*Do this:* Make an exact copy of the data below, leaving out every picture.

----------------------------------------

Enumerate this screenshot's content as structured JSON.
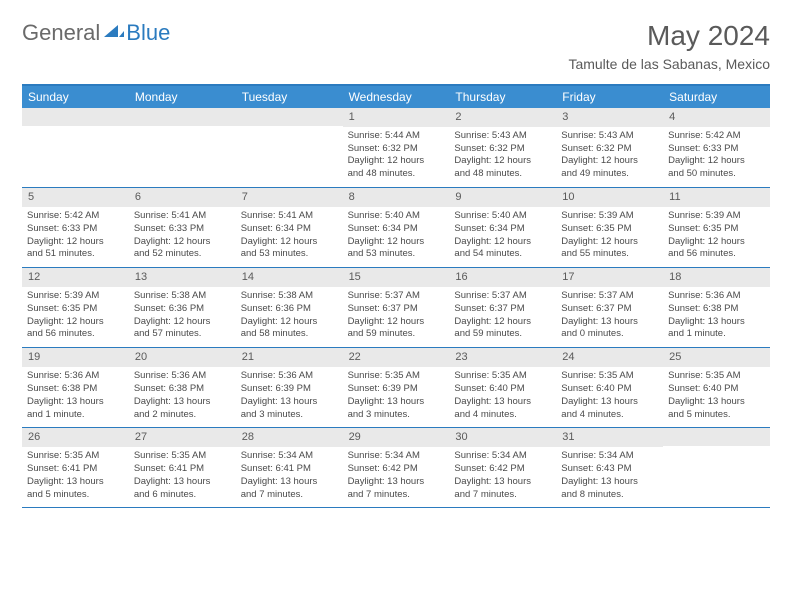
{
  "logo": {
    "general": "General",
    "blue": "Blue"
  },
  "header": {
    "month": "May 2024",
    "location": "Tamulte de las Sabanas, Mexico"
  },
  "dayHeaders": [
    "Sunday",
    "Monday",
    "Tuesday",
    "Wednesday",
    "Thursday",
    "Friday",
    "Saturday"
  ],
  "colors": {
    "headerBg": "#3a8dd0",
    "borderBlue": "#2b7bbf",
    "dayNumBg": "#e9e9e9",
    "textGray": "#5a5a5a",
    "bodyText": "#4a4a4a"
  },
  "weeks": [
    [
      {
        "num": "",
        "empty": true
      },
      {
        "num": "",
        "empty": true
      },
      {
        "num": "",
        "empty": true
      },
      {
        "num": "1",
        "sunrise": "Sunrise: 5:44 AM",
        "sunset": "Sunset: 6:32 PM",
        "day1": "Daylight: 12 hours",
        "day2": "and 48 minutes."
      },
      {
        "num": "2",
        "sunrise": "Sunrise: 5:43 AM",
        "sunset": "Sunset: 6:32 PM",
        "day1": "Daylight: 12 hours",
        "day2": "and 48 minutes."
      },
      {
        "num": "3",
        "sunrise": "Sunrise: 5:43 AM",
        "sunset": "Sunset: 6:32 PM",
        "day1": "Daylight: 12 hours",
        "day2": "and 49 minutes."
      },
      {
        "num": "4",
        "sunrise": "Sunrise: 5:42 AM",
        "sunset": "Sunset: 6:33 PM",
        "day1": "Daylight: 12 hours",
        "day2": "and 50 minutes."
      }
    ],
    [
      {
        "num": "5",
        "sunrise": "Sunrise: 5:42 AM",
        "sunset": "Sunset: 6:33 PM",
        "day1": "Daylight: 12 hours",
        "day2": "and 51 minutes."
      },
      {
        "num": "6",
        "sunrise": "Sunrise: 5:41 AM",
        "sunset": "Sunset: 6:33 PM",
        "day1": "Daylight: 12 hours",
        "day2": "and 52 minutes."
      },
      {
        "num": "7",
        "sunrise": "Sunrise: 5:41 AM",
        "sunset": "Sunset: 6:34 PM",
        "day1": "Daylight: 12 hours",
        "day2": "and 53 minutes."
      },
      {
        "num": "8",
        "sunrise": "Sunrise: 5:40 AM",
        "sunset": "Sunset: 6:34 PM",
        "day1": "Daylight: 12 hours",
        "day2": "and 53 minutes."
      },
      {
        "num": "9",
        "sunrise": "Sunrise: 5:40 AM",
        "sunset": "Sunset: 6:34 PM",
        "day1": "Daylight: 12 hours",
        "day2": "and 54 minutes."
      },
      {
        "num": "10",
        "sunrise": "Sunrise: 5:39 AM",
        "sunset": "Sunset: 6:35 PM",
        "day1": "Daylight: 12 hours",
        "day2": "and 55 minutes."
      },
      {
        "num": "11",
        "sunrise": "Sunrise: 5:39 AM",
        "sunset": "Sunset: 6:35 PM",
        "day1": "Daylight: 12 hours",
        "day2": "and 56 minutes."
      }
    ],
    [
      {
        "num": "12",
        "sunrise": "Sunrise: 5:39 AM",
        "sunset": "Sunset: 6:35 PM",
        "day1": "Daylight: 12 hours",
        "day2": "and 56 minutes."
      },
      {
        "num": "13",
        "sunrise": "Sunrise: 5:38 AM",
        "sunset": "Sunset: 6:36 PM",
        "day1": "Daylight: 12 hours",
        "day2": "and 57 minutes."
      },
      {
        "num": "14",
        "sunrise": "Sunrise: 5:38 AM",
        "sunset": "Sunset: 6:36 PM",
        "day1": "Daylight: 12 hours",
        "day2": "and 58 minutes."
      },
      {
        "num": "15",
        "sunrise": "Sunrise: 5:37 AM",
        "sunset": "Sunset: 6:37 PM",
        "day1": "Daylight: 12 hours",
        "day2": "and 59 minutes."
      },
      {
        "num": "16",
        "sunrise": "Sunrise: 5:37 AM",
        "sunset": "Sunset: 6:37 PM",
        "day1": "Daylight: 12 hours",
        "day2": "and 59 minutes."
      },
      {
        "num": "17",
        "sunrise": "Sunrise: 5:37 AM",
        "sunset": "Sunset: 6:37 PM",
        "day1": "Daylight: 13 hours",
        "day2": "and 0 minutes."
      },
      {
        "num": "18",
        "sunrise": "Sunrise: 5:36 AM",
        "sunset": "Sunset: 6:38 PM",
        "day1": "Daylight: 13 hours",
        "day2": "and 1 minute."
      }
    ],
    [
      {
        "num": "19",
        "sunrise": "Sunrise: 5:36 AM",
        "sunset": "Sunset: 6:38 PM",
        "day1": "Daylight: 13 hours",
        "day2": "and 1 minute."
      },
      {
        "num": "20",
        "sunrise": "Sunrise: 5:36 AM",
        "sunset": "Sunset: 6:38 PM",
        "day1": "Daylight: 13 hours",
        "day2": "and 2 minutes."
      },
      {
        "num": "21",
        "sunrise": "Sunrise: 5:36 AM",
        "sunset": "Sunset: 6:39 PM",
        "day1": "Daylight: 13 hours",
        "day2": "and 3 minutes."
      },
      {
        "num": "22",
        "sunrise": "Sunrise: 5:35 AM",
        "sunset": "Sunset: 6:39 PM",
        "day1": "Daylight: 13 hours",
        "day2": "and 3 minutes."
      },
      {
        "num": "23",
        "sunrise": "Sunrise: 5:35 AM",
        "sunset": "Sunset: 6:40 PM",
        "day1": "Daylight: 13 hours",
        "day2": "and 4 minutes."
      },
      {
        "num": "24",
        "sunrise": "Sunrise: 5:35 AM",
        "sunset": "Sunset: 6:40 PM",
        "day1": "Daylight: 13 hours",
        "day2": "and 4 minutes."
      },
      {
        "num": "25",
        "sunrise": "Sunrise: 5:35 AM",
        "sunset": "Sunset: 6:40 PM",
        "day1": "Daylight: 13 hours",
        "day2": "and 5 minutes."
      }
    ],
    [
      {
        "num": "26",
        "sunrise": "Sunrise: 5:35 AM",
        "sunset": "Sunset: 6:41 PM",
        "day1": "Daylight: 13 hours",
        "day2": "and 5 minutes."
      },
      {
        "num": "27",
        "sunrise": "Sunrise: 5:35 AM",
        "sunset": "Sunset: 6:41 PM",
        "day1": "Daylight: 13 hours",
        "day2": "and 6 minutes."
      },
      {
        "num": "28",
        "sunrise": "Sunrise: 5:34 AM",
        "sunset": "Sunset: 6:41 PM",
        "day1": "Daylight: 13 hours",
        "day2": "and 7 minutes."
      },
      {
        "num": "29",
        "sunrise": "Sunrise: 5:34 AM",
        "sunset": "Sunset: 6:42 PM",
        "day1": "Daylight: 13 hours",
        "day2": "and 7 minutes."
      },
      {
        "num": "30",
        "sunrise": "Sunrise: 5:34 AM",
        "sunset": "Sunset: 6:42 PM",
        "day1": "Daylight: 13 hours",
        "day2": "and 7 minutes."
      },
      {
        "num": "31",
        "sunrise": "Sunrise: 5:34 AM",
        "sunset": "Sunset: 6:43 PM",
        "day1": "Daylight: 13 hours",
        "day2": "and 8 minutes."
      },
      {
        "num": "",
        "empty": true
      }
    ]
  ]
}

----------------------------------------

*Solution to this exercise:*
Enumerate this screenshot's content as structured JSON.
{
  "logo": {
    "general": "General",
    "blue": "Blue"
  },
  "header": {
    "month": "May 2024",
    "location": "Tamulte de las Sabanas, Mexico"
  },
  "dayHeaders": [
    "Sunday",
    "Monday",
    "Tuesday",
    "Wednesday",
    "Thursday",
    "Friday",
    "Saturday"
  ],
  "colors": {
    "headerBg": "#3a8dd0",
    "borderBlue": "#2b7bbf",
    "dayNumBg": "#e9e9e9",
    "textGray": "#5a5a5a",
    "bodyText": "#4a4a4a"
  },
  "weeks": [
    [
      {
        "num": "",
        "empty": true
      },
      {
        "num": "",
        "empty": true
      },
      {
        "num": "",
        "empty": true
      },
      {
        "num": "1",
        "sunrise": "Sunrise: 5:44 AM",
        "sunset": "Sunset: 6:32 PM",
        "day1": "Daylight: 12 hours",
        "day2": "and 48 minutes."
      },
      {
        "num": "2",
        "sunrise": "Sunrise: 5:43 AM",
        "sunset": "Sunset: 6:32 PM",
        "day1": "Daylight: 12 hours",
        "day2": "and 48 minutes."
      },
      {
        "num": "3",
        "sunrise": "Sunrise: 5:43 AM",
        "sunset": "Sunset: 6:32 PM",
        "day1": "Daylight: 12 hours",
        "day2": "and 49 minutes."
      },
      {
        "num": "4",
        "sunrise": "Sunrise: 5:42 AM",
        "sunset": "Sunset: 6:33 PM",
        "day1": "Daylight: 12 hours",
        "day2": "and 50 minutes."
      }
    ],
    [
      {
        "num": "5",
        "sunrise": "Sunrise: 5:42 AM",
        "sunset": "Sunset: 6:33 PM",
        "day1": "Daylight: 12 hours",
        "day2": "and 51 minutes."
      },
      {
        "num": "6",
        "sunrise": "Sunrise: 5:41 AM",
        "sunset": "Sunset: 6:33 PM",
        "day1": "Daylight: 12 hours",
        "day2": "and 52 minutes."
      },
      {
        "num": "7",
        "sunrise": "Sunrise: 5:41 AM",
        "sunset": "Sunset: 6:34 PM",
        "day1": "Daylight: 12 hours",
        "day2": "and 53 minutes."
      },
      {
        "num": "8",
        "sunrise": "Sunrise: 5:40 AM",
        "sunset": "Sunset: 6:34 PM",
        "day1": "Daylight: 12 hours",
        "day2": "and 53 minutes."
      },
      {
        "num": "9",
        "sunrise": "Sunrise: 5:40 AM",
        "sunset": "Sunset: 6:34 PM",
        "day1": "Daylight: 12 hours",
        "day2": "and 54 minutes."
      },
      {
        "num": "10",
        "sunrise": "Sunrise: 5:39 AM",
        "sunset": "Sunset: 6:35 PM",
        "day1": "Daylight: 12 hours",
        "day2": "and 55 minutes."
      },
      {
        "num": "11",
        "sunrise": "Sunrise: 5:39 AM",
        "sunset": "Sunset: 6:35 PM",
        "day1": "Daylight: 12 hours",
        "day2": "and 56 minutes."
      }
    ],
    [
      {
        "num": "12",
        "sunrise": "Sunrise: 5:39 AM",
        "sunset": "Sunset: 6:35 PM",
        "day1": "Daylight: 12 hours",
        "day2": "and 56 minutes."
      },
      {
        "num": "13",
        "sunrise": "Sunrise: 5:38 AM",
        "sunset": "Sunset: 6:36 PM",
        "day1": "Daylight: 12 hours",
        "day2": "and 57 minutes."
      },
      {
        "num": "14",
        "sunrise": "Sunrise: 5:38 AM",
        "sunset": "Sunset: 6:36 PM",
        "day1": "Daylight: 12 hours",
        "day2": "and 58 minutes."
      },
      {
        "num": "15",
        "sunrise": "Sunrise: 5:37 AM",
        "sunset": "Sunset: 6:37 PM",
        "day1": "Daylight: 12 hours",
        "day2": "and 59 minutes."
      },
      {
        "num": "16",
        "sunrise": "Sunrise: 5:37 AM",
        "sunset": "Sunset: 6:37 PM",
        "day1": "Daylight: 12 hours",
        "day2": "and 59 minutes."
      },
      {
        "num": "17",
        "sunrise": "Sunrise: 5:37 AM",
        "sunset": "Sunset: 6:37 PM",
        "day1": "Daylight: 13 hours",
        "day2": "and 0 minutes."
      },
      {
        "num": "18",
        "sunrise": "Sunrise: 5:36 AM",
        "sunset": "Sunset: 6:38 PM",
        "day1": "Daylight: 13 hours",
        "day2": "and 1 minute."
      }
    ],
    [
      {
        "num": "19",
        "sunrise": "Sunrise: 5:36 AM",
        "sunset": "Sunset: 6:38 PM",
        "day1": "Daylight: 13 hours",
        "day2": "and 1 minute."
      },
      {
        "num": "20",
        "sunrise": "Sunrise: 5:36 AM",
        "sunset": "Sunset: 6:38 PM",
        "day1": "Daylight: 13 hours",
        "day2": "and 2 minutes."
      },
      {
        "num": "21",
        "sunrise": "Sunrise: 5:36 AM",
        "sunset": "Sunset: 6:39 PM",
        "day1": "Daylight: 13 hours",
        "day2": "and 3 minutes."
      },
      {
        "num": "22",
        "sunrise": "Sunrise: 5:35 AM",
        "sunset": "Sunset: 6:39 PM",
        "day1": "Daylight: 13 hours",
        "day2": "and 3 minutes."
      },
      {
        "num": "23",
        "sunrise": "Sunrise: 5:35 AM",
        "sunset": "Sunset: 6:40 PM",
        "day1": "Daylight: 13 hours",
        "day2": "and 4 minutes."
      },
      {
        "num": "24",
        "sunrise": "Sunrise: 5:35 AM",
        "sunset": "Sunset: 6:40 PM",
        "day1": "Daylight: 13 hours",
        "day2": "and 4 minutes."
      },
      {
        "num": "25",
        "sunrise": "Sunrise: 5:35 AM",
        "sunset": "Sunset: 6:40 PM",
        "day1": "Daylight: 13 hours",
        "day2": "and 5 minutes."
      }
    ],
    [
      {
        "num": "26",
        "sunrise": "Sunrise: 5:35 AM",
        "sunset": "Sunset: 6:41 PM",
        "day1": "Daylight: 13 hours",
        "day2": "and 5 minutes."
      },
      {
        "num": "27",
        "sunrise": "Sunrise: 5:35 AM",
        "sunset": "Sunset: 6:41 PM",
        "day1": "Daylight: 13 hours",
        "day2": "and 6 minutes."
      },
      {
        "num": "28",
        "sunrise": "Sunrise: 5:34 AM",
        "sunset": "Sunset: 6:41 PM",
        "day1": "Daylight: 13 hours",
        "day2": "and 7 minutes."
      },
      {
        "num": "29",
        "sunrise": "Sunrise: 5:34 AM",
        "sunset": "Sunset: 6:42 PM",
        "day1": "Daylight: 13 hours",
        "day2": "and 7 minutes."
      },
      {
        "num": "30",
        "sunrise": "Sunrise: 5:34 AM",
        "sunset": "Sunset: 6:42 PM",
        "day1": "Daylight: 13 hours",
        "day2": "and 7 minutes."
      },
      {
        "num": "31",
        "sunrise": "Sunrise: 5:34 AM",
        "sunset": "Sunset: 6:43 PM",
        "day1": "Daylight: 13 hours",
        "day2": "and 8 minutes."
      },
      {
        "num": "",
        "empty": true
      }
    ]
  ]
}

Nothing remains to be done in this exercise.